Currently the engine has these things accomplished or almost accomplished:
Initialization Process: This part includes creating the program's window and enabling OpenGL to use it. (DONE)
Rendering Pipeline: This part of code is called every frame to clear the back buffer, render everything on it, then swap the back buffer with the front one so it shows on screen. For any of you who don't know, this is called double buffering, without it you would see everything get drawn on the screen one at a time. With double buffering one buffer gets displayed to the screen while the other gets the next frame drawn onto it. In addition to this, the pipeline also decides in what order to draw certain things, how to draw them, and what GL features should be enabled when drawing them. This part cannot be completed until all the other graphical features have been added. (MOSTLY DONE)
Texture management: The image file is loaded with SOIL and then made into a OpenGL texture. I've created a system to store the ids to these texture so they can properly be deleted at the end of the program or referenced later. First I tried using a linked list. Linked lists are good for storing a list of items with no set amount of them. It can add and delete items at any time with relatively no problem. However, I'm only storing unsigned integers (which are the texture ids) and linked lists are overkill for smaller data types like this. Another problem is that GL's function for deleting textures only takes arrays as a parameter instead of individual texture ids. So instead I ended up using a basic array that is dynamically created at run time and resized to add new textures. This way isn't as good for adding textures on the go, because in order to resize the list to hold the new items, a new bigger array must be created, then have the data from the old array transferred to the new array, and then delete the old array. This must be done every time. While this is could be a problem for adding textures while the game is running, for the most part the game only needs to load new textures during a level switch. I also created a function to resize the array in preparation to add a group of textures instead of one at a time, so it only needs to be resized once. This should optimize the initial loading during a level switch. (DONE)
Text rendering: There's a couple different ways of doing this. All with their advantages and disadvantages. The method I used is to have one big texture with each letter/number/symbol in it. The texture is put on a 3d plane but instead of showing the whole texture, the texture coordinates of the plane is changed to show only the letter/number/symbol needed. This requires only one texture to be loaded and only uses 2 tris for each character drawn. The texture coordinates for each letter are defined by a custom file format I made just for this. Currently these files must be typed by hand and are time consuming to make. However, they allow a lot of flexibility in where the characters can be on the texture and what size they can be. Any letter/number/symbol not defined in the custom file format are ignored by the engine and is simply not drawn. Loading and rendering is all handled by a C++ class I created. Rendered text can be put anywhere in 3d space, at any size, any color, and with a specific character spacing set with a simple function call including the string of text to be drawn and values for these as parameters. Justification to the left, center, or right is planned but not currently working. (MOSTLY DONE)

TRY IT = Copy the part of the engine progress notes from "Currently the engine" up to and including "added. (MOSTLY DONE)" word for word.

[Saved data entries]
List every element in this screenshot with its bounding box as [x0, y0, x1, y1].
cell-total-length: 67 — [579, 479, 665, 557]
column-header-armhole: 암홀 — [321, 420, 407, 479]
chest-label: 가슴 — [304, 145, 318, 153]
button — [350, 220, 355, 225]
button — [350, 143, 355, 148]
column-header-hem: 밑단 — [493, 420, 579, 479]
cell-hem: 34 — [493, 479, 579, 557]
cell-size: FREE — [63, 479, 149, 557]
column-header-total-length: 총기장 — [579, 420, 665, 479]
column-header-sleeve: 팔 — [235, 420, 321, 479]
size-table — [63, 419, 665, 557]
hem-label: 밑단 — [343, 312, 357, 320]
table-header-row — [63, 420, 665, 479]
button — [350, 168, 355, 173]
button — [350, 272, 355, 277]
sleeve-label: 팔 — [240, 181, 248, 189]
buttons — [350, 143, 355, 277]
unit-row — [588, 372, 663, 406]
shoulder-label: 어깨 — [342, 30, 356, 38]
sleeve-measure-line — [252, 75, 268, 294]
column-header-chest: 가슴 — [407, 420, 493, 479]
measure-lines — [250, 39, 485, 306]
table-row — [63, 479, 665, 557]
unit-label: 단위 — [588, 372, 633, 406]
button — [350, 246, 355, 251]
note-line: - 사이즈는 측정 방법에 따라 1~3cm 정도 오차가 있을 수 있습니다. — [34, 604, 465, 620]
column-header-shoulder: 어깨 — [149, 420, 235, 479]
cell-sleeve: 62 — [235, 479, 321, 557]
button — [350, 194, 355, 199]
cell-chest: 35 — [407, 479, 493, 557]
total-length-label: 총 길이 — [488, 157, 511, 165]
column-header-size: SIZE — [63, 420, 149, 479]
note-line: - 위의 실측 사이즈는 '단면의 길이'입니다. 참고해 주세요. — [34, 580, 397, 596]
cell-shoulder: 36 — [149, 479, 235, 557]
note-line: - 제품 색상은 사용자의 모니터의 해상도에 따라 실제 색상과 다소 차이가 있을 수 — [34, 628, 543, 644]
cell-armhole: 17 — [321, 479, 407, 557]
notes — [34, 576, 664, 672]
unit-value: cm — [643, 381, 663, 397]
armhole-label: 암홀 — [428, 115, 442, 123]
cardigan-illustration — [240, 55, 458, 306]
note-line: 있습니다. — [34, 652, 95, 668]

ANSWER SPACE =
Currently the engine has these things accomplished or almost accomplished:
Initialization Process: This part includes creating the program's window and enabling OpenGL to use it. (DONE)
Rendering Pipeline: This part of code is called every frame to clear the back buffer, render everything on it, then swap the back buffer with the front one so it shows on screen. For any of you who don't know, this is called double buffering, without it you would see everything get drawn on the screen one at a time. With double buffering one buffer gets displayed to the screen while the other gets the next frame drawn onto it. In addition to this, the pipeline also decides in what order to draw certain things, how to draw them, and what GL features should be enabled when drawing them. This part cannot be completed until all the other graphical features have been added. (MOSTLY DONE)